═══ Data for the task

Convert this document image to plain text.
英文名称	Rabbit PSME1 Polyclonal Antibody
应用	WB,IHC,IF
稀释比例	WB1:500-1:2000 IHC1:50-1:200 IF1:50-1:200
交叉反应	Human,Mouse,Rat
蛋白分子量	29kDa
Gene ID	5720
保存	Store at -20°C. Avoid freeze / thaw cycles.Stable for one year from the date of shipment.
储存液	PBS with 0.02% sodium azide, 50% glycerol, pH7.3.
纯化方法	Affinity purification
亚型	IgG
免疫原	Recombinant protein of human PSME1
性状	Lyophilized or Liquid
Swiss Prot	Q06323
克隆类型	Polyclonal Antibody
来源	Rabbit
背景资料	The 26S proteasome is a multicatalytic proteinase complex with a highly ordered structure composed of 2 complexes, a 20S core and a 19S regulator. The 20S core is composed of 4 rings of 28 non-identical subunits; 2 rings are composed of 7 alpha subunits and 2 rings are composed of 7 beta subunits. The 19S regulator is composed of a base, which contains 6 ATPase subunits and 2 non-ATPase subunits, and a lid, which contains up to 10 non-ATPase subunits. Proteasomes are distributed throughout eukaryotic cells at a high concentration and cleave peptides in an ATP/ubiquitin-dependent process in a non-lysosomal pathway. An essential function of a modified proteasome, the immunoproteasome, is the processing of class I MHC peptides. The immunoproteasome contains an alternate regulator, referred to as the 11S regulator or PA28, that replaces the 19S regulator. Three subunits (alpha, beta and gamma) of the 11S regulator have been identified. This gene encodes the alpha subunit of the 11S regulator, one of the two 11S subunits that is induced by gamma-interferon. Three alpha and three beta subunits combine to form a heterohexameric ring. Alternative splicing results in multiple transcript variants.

══════

Problem details: From the data above, copy each line where the string "Polyclonal" appears.

Answer below:
英文名称	Rabbit PSME1 Polyclonal Antibody
克隆类型	Polyclonal Antibody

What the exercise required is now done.